— start Supplied material —
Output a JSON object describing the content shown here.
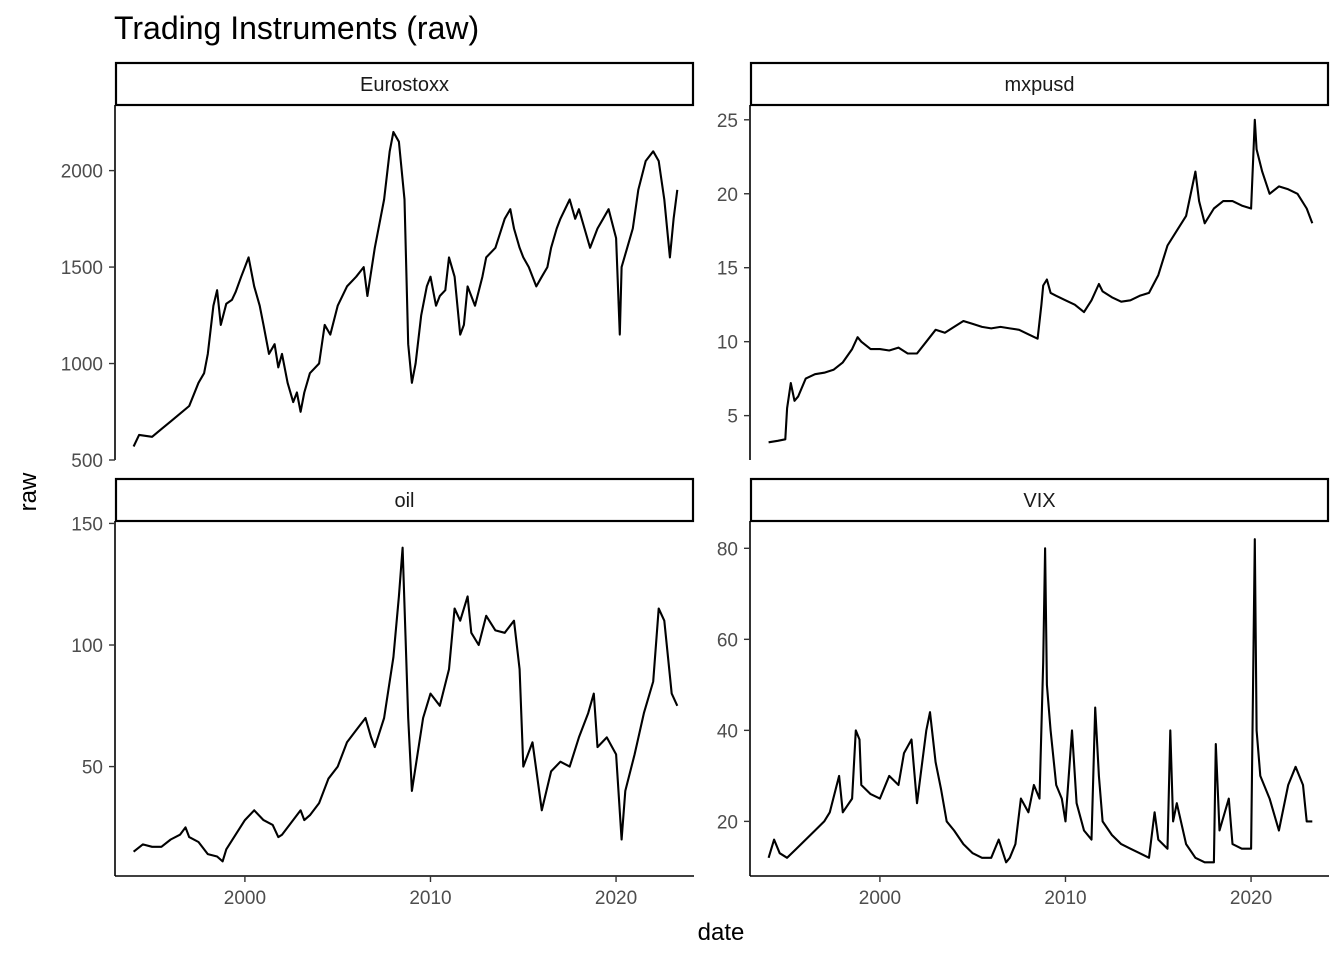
{
  "chart_data": {
    "type": "line",
    "title": "Trading Instruments (raw)",
    "xlabel": "date",
    "ylabel": "raw",
    "xlim": [
      1993.0,
      2024.2
    ],
    "x_ticks": [
      2000,
      2010,
      2020
    ],
    "facet_layout": "2x2, free y scales",
    "grid": false,
    "panels": [
      {
        "name": "Eurostoxx",
        "ylim": [
          500,
          2340
        ],
        "y_ticks": [
          500,
          1000,
          1500,
          2000
        ],
        "x": [
          1994.0,
          1994.3,
          1995.0,
          1995.5,
          1996.0,
          1996.5,
          1997.0,
          1997.5,
          1997.8,
          1998.0,
          1998.3,
          1998.5,
          1998.7,
          1999.0,
          1999.3,
          1999.5,
          1999.8,
          2000.0,
          2000.2,
          2000.5,
          2000.8,
          2001.0,
          2001.3,
          2001.6,
          2001.8,
          2002.0,
          2002.3,
          2002.6,
          2002.8,
          2003.0,
          2003.2,
          2003.5,
          2004.0,
          2004.3,
          2004.6,
          2005.0,
          2005.5,
          2006.0,
          2006.4,
          2006.6,
          2007.0,
          2007.5,
          2007.8,
          2008.0,
          2008.3,
          2008.6,
          2008.8,
          2009.0,
          2009.2,
          2009.5,
          2009.8,
          2010.0,
          2010.3,
          2010.5,
          2010.8,
          2011.0,
          2011.3,
          2011.6,
          2011.8,
          2012.0,
          2012.4,
          2012.8,
          2013.0,
          2013.5,
          2014.0,
          2014.3,
          2014.5,
          2014.8,
          2015.0,
          2015.3,
          2015.7,
          2016.0,
          2016.3,
          2016.5,
          2016.8,
          2017.0,
          2017.5,
          2017.8,
          2018.0,
          2018.3,
          2018.6,
          2018.8,
          2019.0,
          2019.3,
          2019.6,
          2020.0,
          2020.2,
          2020.3,
          2020.6,
          2020.9,
          2021.2,
          2021.6,
          2022.0,
          2022.3,
          2022.6,
          2022.9,
          2023.1,
          2023.3
        ],
        "values": [
          570,
          630,
          620,
          660,
          700,
          740,
          780,
          900,
          950,
          1050,
          1300,
          1380,
          1200,
          1310,
          1330,
          1370,
          1450,
          1500,
          1550,
          1400,
          1300,
          1200,
          1050,
          1100,
          980,
          1050,
          900,
          800,
          850,
          750,
          850,
          950,
          1000,
          1200,
          1150,
          1300,
          1400,
          1450,
          1500,
          1350,
          1600,
          1850,
          2100,
          2200,
          2150,
          1850,
          1100,
          900,
          1000,
          1250,
          1400,
          1450,
          1300,
          1350,
          1380,
          1550,
          1450,
          1150,
          1200,
          1400,
          1300,
          1450,
          1550,
          1600,
          1750,
          1800,
          1700,
          1600,
          1550,
          1500,
          1400,
          1450,
          1500,
          1600,
          1700,
          1750,
          1850,
          1750,
          1800,
          1700,
          1600,
          1650,
          1700,
          1750,
          1800,
          1650,
          1150,
          1500,
          1600,
          1700,
          1900,
          2050,
          2100,
          2050,
          1850,
          1550,
          1750,
          1900
        ]
      },
      {
        "name": "mxpusd",
        "ylim": [
          2.0,
          26.0
        ],
        "y_ticks": [
          5,
          10,
          15,
          20,
          25
        ],
        "x": [
          1994.0,
          1994.5,
          1994.9,
          1995.0,
          1995.2,
          1995.4,
          1995.6,
          1996.0,
          1996.5,
          1997.0,
          1997.5,
          1998.0,
          1998.5,
          1998.8,
          1999.0,
          1999.5,
          2000.0,
          2000.5,
          2001.0,
          2001.5,
          2002.0,
          2002.5,
          2003.0,
          2003.5,
          2004.0,
          2004.5,
          2005.0,
          2005.5,
          2006.0,
          2006.5,
          2007.0,
          2007.5,
          2008.0,
          2008.5,
          2008.7,
          2008.8,
          2009.0,
          2009.2,
          2009.5,
          2010.0,
          2010.5,
          2011.0,
          2011.4,
          2011.8,
          2012.0,
          2012.5,
          2013.0,
          2013.5,
          2014.0,
          2014.5,
          2015.0,
          2015.5,
          2016.0,
          2016.5,
          2017.0,
          2017.2,
          2017.5,
          2018.0,
          2018.5,
          2019.0,
          2019.5,
          2020.0,
          2020.2,
          2020.3,
          2020.6,
          2021.0,
          2021.5,
          2022.0,
          2022.5,
          2023.0,
          2023.3
        ],
        "values": [
          3.2,
          3.3,
          3.4,
          5.5,
          7.2,
          6.0,
          6.3,
          7.5,
          7.8,
          7.9,
          8.1,
          8.6,
          9.5,
          10.3,
          10.0,
          9.5,
          9.5,
          9.4,
          9.6,
          9.2,
          9.2,
          10.0,
          10.8,
          10.6,
          11.0,
          11.4,
          11.2,
          11.0,
          10.9,
          11.0,
          10.9,
          10.8,
          10.5,
          10.2,
          12.5,
          13.8,
          14.2,
          13.3,
          13.1,
          12.8,
          12.5,
          12.0,
          12.8,
          13.9,
          13.4,
          13.0,
          12.7,
          12.8,
          13.1,
          13.3,
          14.5,
          16.5,
          17.5,
          18.5,
          21.5,
          19.5,
          18.0,
          19.0,
          19.5,
          19.5,
          19.2,
          19.0,
          25.0,
          23.0,
          21.5,
          20.0,
          20.5,
          20.3,
          20.0,
          19.0,
          18.0
        ]
      },
      {
        "name": "oil",
        "ylim": [
          5,
          151
        ],
        "y_ticks": [
          50,
          100,
          150
        ],
        "x": [
          1994.0,
          1994.5,
          1995.0,
          1995.5,
          1996.0,
          1996.5,
          1996.8,
          1997.0,
          1997.5,
          1998.0,
          1998.5,
          1998.8,
          1999.0,
          1999.5,
          2000.0,
          2000.5,
          2001.0,
          2001.5,
          2001.8,
          2002.0,
          2002.5,
          2003.0,
          2003.2,
          2003.5,
          2004.0,
          2004.5,
          2005.0,
          2005.5,
          2006.0,
          2006.5,
          2006.8,
          2007.0,
          2007.5,
          2008.0,
          2008.3,
          2008.5,
          2008.8,
          2009.0,
          2009.3,
          2009.6,
          2010.0,
          2010.5,
          2011.0,
          2011.3,
          2011.6,
          2012.0,
          2012.2,
          2012.6,
          2013.0,
          2013.5,
          2014.0,
          2014.5,
          2014.8,
          2015.0,
          2015.5,
          2016.0,
          2016.5,
          2017.0,
          2017.5,
          2018.0,
          2018.5,
          2018.8,
          2019.0,
          2019.5,
          2020.0,
          2020.3,
          2020.5,
          2021.0,
          2021.5,
          2022.0,
          2022.3,
          2022.6,
          2023.0,
          2023.3
        ],
        "values": [
          15,
          18,
          17,
          17,
          20,
          22,
          25,
          21,
          19,
          14,
          13,
          11,
          16,
          22,
          28,
          32,
          28,
          26,
          21,
          22,
          27,
          32,
          28,
          30,
          35,
          45,
          50,
          60,
          65,
          70,
          62,
          58,
          70,
          95,
          120,
          140,
          70,
          40,
          55,
          70,
          80,
          75,
          90,
          115,
          110,
          120,
          105,
          100,
          112,
          106,
          105,
          110,
          90,
          50,
          60,
          32,
          48,
          52,
          50,
          62,
          72,
          80,
          58,
          62,
          55,
          20,
          40,
          55,
          72,
          85,
          115,
          110,
          80,
          75
        ]
      },
      {
        "name": "VIX",
        "ylim": [
          8.0,
          86.0
        ],
        "y_ticks": [
          20,
          40,
          60,
          80
        ],
        "x": [
          1994.0,
          1994.3,
          1994.6,
          1995.0,
          1995.5,
          1996.0,
          1996.5,
          1997.0,
          1997.3,
          1997.8,
          1998.0,
          1998.5,
          1998.7,
          1998.9,
          1999.0,
          1999.5,
          2000.0,
          2000.5,
          2001.0,
          2001.3,
          2001.7,
          2002.0,
          2002.5,
          2002.7,
          2003.0,
          2003.3,
          2003.6,
          2004.0,
          2004.5,
          2005.0,
          2005.5,
          2006.0,
          2006.4,
          2006.8,
          2007.0,
          2007.3,
          2007.6,
          2008.0,
          2008.3,
          2008.6,
          2008.8,
          2008.9,
          2009.0,
          2009.2,
          2009.5,
          2009.8,
          2010.0,
          2010.35,
          2010.6,
          2011.0,
          2011.4,
          2011.6,
          2011.8,
          2012.0,
          2012.5,
          2013.0,
          2013.5,
          2014.0,
          2014.5,
          2014.8,
          2015.0,
          2015.5,
          2015.65,
          2015.8,
          2016.0,
          2016.5,
          2017.0,
          2017.5,
          2018.0,
          2018.1,
          2018.3,
          2018.8,
          2019.0,
          2019.5,
          2020.0,
          2020.2,
          2020.3,
          2020.5,
          2021.0,
          2021.5,
          2022.0,
          2022.4,
          2022.8,
          2023.0,
          2023.3
        ],
        "values": [
          12,
          16,
          13,
          12,
          14,
          16,
          18,
          20,
          22,
          30,
          22,
          25,
          40,
          38,
          28,
          26,
          25,
          30,
          28,
          35,
          38,
          24,
          40,
          44,
          33,
          27,
          20,
          18,
          15,
          13,
          12,
          12,
          16,
          11,
          12,
          15,
          25,
          22,
          28,
          25,
          55,
          80,
          50,
          40,
          28,
          25,
          20,
          40,
          24,
          18,
          16,
          45,
          30,
          20,
          17,
          15,
          14,
          13,
          12,
          22,
          16,
          14,
          40,
          20,
          24,
          15,
          12,
          11,
          11,
          37,
          18,
          25,
          15,
          14,
          14,
          82,
          40,
          30,
          25,
          18,
          28,
          32,
          28,
          20,
          20
        ]
      }
    ]
  }
}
— end Supplied material —
Stated exercise:
Show, from the material above, each line that includes the string "name".

Result of this exercise:
        "name": "Eurostoxx",
        "name": "mxpusd",
        "name": "oil",
        "name": "VIX",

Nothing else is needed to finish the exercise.